Start of DOCUMENT EXCERPT

ALEXANDER ALEXIN, Plaintiff–Appellant, v. IRENA RAITER, Defendant–Respondent.
Plaintiff Alexander Alexin (Father) and defendant Irena Raiter (Mother) entered into a civil consent agreement to resolve domestic violence, criminal and custody matters. The Family Part denied Father's application to vacate that agreement. Father appeals. We affirm.
Mother and Father had been in a dating relationship, had a son in 2010, but their relationship deteriorated. On October 7, 2012, Mother filed a domestic violence (DV) complaint against Father, and obtained a temporary restraining order (TRO). The TRO granted Mother temporary custody of their child, and provided no parenting time for Father. The parents filed criminal complaints against each other.

End of DOCUMENT EXCERPT

• _BRIEF A_: In the rows, from the first line through the line containing "x-tick-label: 04:13:34.000: [662, 483, 674, 547]", inclusive, change "annotation-box" to "callout-box" and keep every other line unchanged.

Start of RECORD EXCERPTS

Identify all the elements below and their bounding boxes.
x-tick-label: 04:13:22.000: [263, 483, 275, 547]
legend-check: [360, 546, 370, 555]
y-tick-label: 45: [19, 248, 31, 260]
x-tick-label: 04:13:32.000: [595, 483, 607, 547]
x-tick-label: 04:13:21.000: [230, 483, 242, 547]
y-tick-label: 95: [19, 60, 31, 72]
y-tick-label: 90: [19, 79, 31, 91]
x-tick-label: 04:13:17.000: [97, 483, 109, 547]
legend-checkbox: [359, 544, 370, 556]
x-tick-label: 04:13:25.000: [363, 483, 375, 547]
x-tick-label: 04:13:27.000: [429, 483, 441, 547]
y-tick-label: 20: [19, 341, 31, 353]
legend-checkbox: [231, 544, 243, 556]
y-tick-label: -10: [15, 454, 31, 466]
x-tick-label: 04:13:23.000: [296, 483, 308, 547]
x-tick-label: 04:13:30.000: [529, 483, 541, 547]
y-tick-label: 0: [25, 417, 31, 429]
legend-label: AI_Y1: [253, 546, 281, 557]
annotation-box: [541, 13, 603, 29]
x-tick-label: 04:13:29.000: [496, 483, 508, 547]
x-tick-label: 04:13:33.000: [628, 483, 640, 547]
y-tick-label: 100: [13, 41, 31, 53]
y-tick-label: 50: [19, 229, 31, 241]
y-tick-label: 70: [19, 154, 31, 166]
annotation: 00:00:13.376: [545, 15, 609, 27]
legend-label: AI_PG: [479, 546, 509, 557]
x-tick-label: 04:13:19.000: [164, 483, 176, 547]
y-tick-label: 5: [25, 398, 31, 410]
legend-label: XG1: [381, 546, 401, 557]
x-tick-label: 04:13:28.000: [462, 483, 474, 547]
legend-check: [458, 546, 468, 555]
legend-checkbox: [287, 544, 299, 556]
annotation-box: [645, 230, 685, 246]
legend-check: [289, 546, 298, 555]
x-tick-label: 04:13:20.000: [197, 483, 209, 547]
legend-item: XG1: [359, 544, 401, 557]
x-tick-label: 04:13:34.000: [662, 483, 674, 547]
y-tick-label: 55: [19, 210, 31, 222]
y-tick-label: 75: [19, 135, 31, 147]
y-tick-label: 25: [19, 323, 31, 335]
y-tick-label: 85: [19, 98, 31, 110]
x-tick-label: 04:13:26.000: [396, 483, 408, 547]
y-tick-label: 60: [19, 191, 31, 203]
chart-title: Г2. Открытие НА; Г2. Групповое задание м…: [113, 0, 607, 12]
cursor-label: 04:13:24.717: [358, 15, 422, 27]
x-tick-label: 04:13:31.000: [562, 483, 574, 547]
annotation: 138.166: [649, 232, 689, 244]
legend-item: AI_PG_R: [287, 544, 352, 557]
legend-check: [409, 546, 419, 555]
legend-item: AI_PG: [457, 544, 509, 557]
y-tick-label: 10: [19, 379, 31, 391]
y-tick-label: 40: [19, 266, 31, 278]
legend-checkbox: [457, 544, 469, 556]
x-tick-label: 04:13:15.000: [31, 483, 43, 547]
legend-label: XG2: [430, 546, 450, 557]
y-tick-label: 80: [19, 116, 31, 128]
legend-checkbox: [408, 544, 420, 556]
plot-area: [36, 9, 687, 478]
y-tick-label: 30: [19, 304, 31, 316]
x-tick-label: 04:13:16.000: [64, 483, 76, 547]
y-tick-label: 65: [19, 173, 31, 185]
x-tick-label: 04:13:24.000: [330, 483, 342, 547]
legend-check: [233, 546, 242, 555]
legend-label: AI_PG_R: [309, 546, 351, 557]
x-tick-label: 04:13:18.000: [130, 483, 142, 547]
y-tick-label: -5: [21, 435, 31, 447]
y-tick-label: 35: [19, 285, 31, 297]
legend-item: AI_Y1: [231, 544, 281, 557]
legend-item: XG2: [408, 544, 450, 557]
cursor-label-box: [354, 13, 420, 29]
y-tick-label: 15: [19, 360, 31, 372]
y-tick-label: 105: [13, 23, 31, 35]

End of RECORD EXCERPTS

• _BRIEF B_: Continue the appellate opinion on the couple's custody dispute past its last sentence.

• _WRITTEN RESPONSE A_:
Identify all the elements below and their bounding boxes.
x-tick-label: 04:13:22.000: [263, 483, 275, 547]
legend-check: [360, 546, 370, 555]
y-tick-label: 45: [19, 248, 31, 260]
x-tick-label: 04:13:32.000: [595, 483, 607, 547]
x-tick-label: 04:13:21.000: [230, 483, 242, 547]
y-tick-label: 95: [19, 60, 31, 72]
y-tick-label: 90: [19, 79, 31, 91]
x-tick-label: 04:13:17.000: [97, 483, 109, 547]
legend-checkbox: [359, 544, 370, 556]
x-tick-label: 04:13:25.000: [363, 483, 375, 547]
x-tick-label: 04:13:27.000: [429, 483, 441, 547]
y-tick-label: 20: [19, 341, 31, 353]
legend-checkbox: [231, 544, 243, 556]
y-tick-label: -10: [15, 454, 31, 466]
x-tick-label: 04:13:23.000: [296, 483, 308, 547]
x-tick-label: 04:13:30.000: [529, 483, 541, 547]
y-tick-label: 0: [25, 417, 31, 429]
legend-label: AI_Y1: [253, 546, 281, 557]
callout-box: [541, 13, 603, 29]
x-tick-label: 04:13:29.000: [496, 483, 508, 547]
x-tick-label: 04:13:33.000: [628, 483, 640, 547]
y-tick-label: 100: [13, 41, 31, 53]
y-tick-label: 50: [19, 229, 31, 241]
y-tick-label: 70: [19, 154, 31, 166]
annotation: 00:00:13.376: [545, 15, 609, 27]
legend-label: AI_PG: [479, 546, 509, 557]
x-tick-label: 04:13:19.000: [164, 483, 176, 547]
y-tick-label: 5: [25, 398, 31, 410]
legend-label: XG1: [381, 546, 401, 557]
x-tick-label: 04:13:28.000: [462, 483, 474, 547]
legend-check: [458, 546, 468, 555]
legend-checkbox: [287, 544, 299, 556]
callout-box: [645, 230, 685, 246]
legend-check: [289, 546, 298, 555]
x-tick-label: 04:13:20.000: [197, 483, 209, 547]
legend-item: XG1: [359, 544, 401, 557]
x-tick-label: 04:13:34.000: [662, 483, 674, 547]

• _WRITTEN RESPONSE B_:
On October 23, 2012, before the scheduled final restraining order hearing, both parties and their counsel, with the aid of a Russian interpreter, negotiated a civil consent agreement. Father and his counsel made handwritten changes to the agreement. The agreement stated that the parties, through counsel, had resolved their issues in consideration of their mutual promises. Mother agreed to dismiss her DV complaint, and Father agreed to civil restraints. Each parent agreed to cooperate to resolve favorably the criminal charges pending against the other parent. The parents also agreed that Mother “shall have full physical custody of the parties' minor son,” and that Father “shall have parenting time with the parties' minor son [ ] every Sunday from 11:00 a.m. to 6:00 p.m., which represents the status quo prior to October 7, 2012 (‘the Regular Parenting Time’), unless otherwise agreed to by the parties in writing.” 1 Both parents signed the agreement, and their counsel signed as witnesses.
That day, the parents appeared with counsel and the interpreter before the family judge. Counsel explained they had negotiated an agreement “that we've been working on all morning” to dismiss the DV complaint and resolve other issues. The court questioned each party under oath. Father confirmed that he agreed “to enter into and be bound by this agreement going forward.” He said he “absolutely” understood what he was agreeing to, even though written in English, because it had been translated by the interpreter. Mother similarly understood and agreed to be bound by the agreement. The court entered an order dismissing the DV complaint and TRO because the “parties have entered into a civil agreement.”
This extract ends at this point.